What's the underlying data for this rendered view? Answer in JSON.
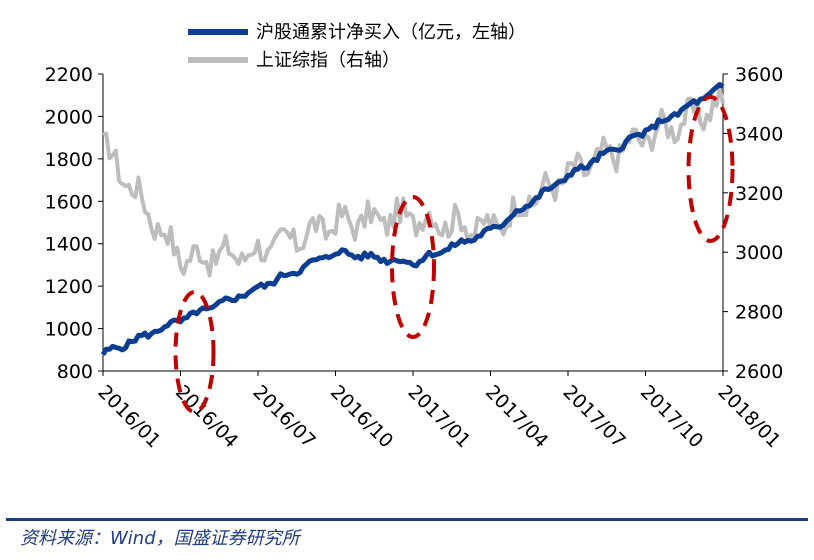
{
  "chart_data": {
    "type": "line",
    "x": [
      "2016/01",
      "2016/04",
      "2016/07",
      "2016/10",
      "2017/01",
      "2017/04",
      "2017/07",
      "2017/10",
      "2018/01"
    ],
    "x_tick_labels": [
      "2016/01",
      "2016/04",
      "2016/07",
      "2016/10",
      "2017/01",
      "2017/04",
      "2017/07",
      "2017/10",
      "2018/01"
    ],
    "series": [
      {
        "name": "沪股通累计净买入（亿元，左轴）",
        "axis": "left",
        "color": "#0b3d91",
        "values": [
          880,
          1040,
          1190,
          1360,
          1310,
          1460,
          1720,
          1930,
          2140
        ]
      },
      {
        "name": "上证综指（右轴）",
        "axis": "right",
        "color": "#bdbdbd",
        "values": [
          3360,
          2980,
          3000,
          3100,
          3120,
          3080,
          3260,
          3390,
          3500
        ]
      }
    ],
    "y_left": {
      "ticks": [
        "800",
        "1000",
        "1200",
        "1400",
        "1600",
        "1800",
        "2000",
        "2200"
      ],
      "ylim": [
        800,
        2200
      ]
    },
    "y_right": {
      "ticks": [
        "2600",
        "2800",
        "3000",
        "3200",
        "3400",
        "3600"
      ],
      "ylim": [
        2600,
        3600
      ]
    },
    "annotations": [
      "dashed-ellipse 2016/04",
      "dashed-ellipse 2017/01",
      "dashed-ellipse 2017/12"
    ],
    "annotation_color": "#c00000",
    "legend_placement": "top"
  },
  "footer": {
    "source": "资料来源：Wind，国盛证券研究所"
  },
  "colors": {
    "primary": "#0b3d91",
    "secondary": "#bdbdbd",
    "highlight": "#c00000",
    "footer": "#1f3c88"
  }
}
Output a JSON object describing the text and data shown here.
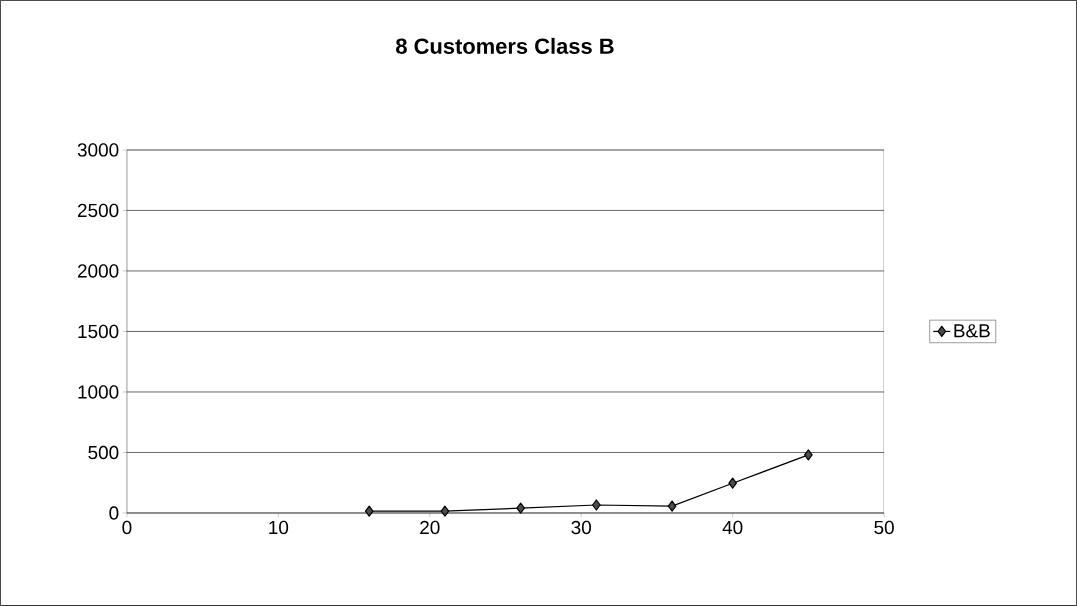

────

Short exercise
Identify and copy all lines with the word "JSON".

Response to the exercise
What's the underlying data for this rendered view? Answer in JSON.
Output a JSON object describing the text and data shown here.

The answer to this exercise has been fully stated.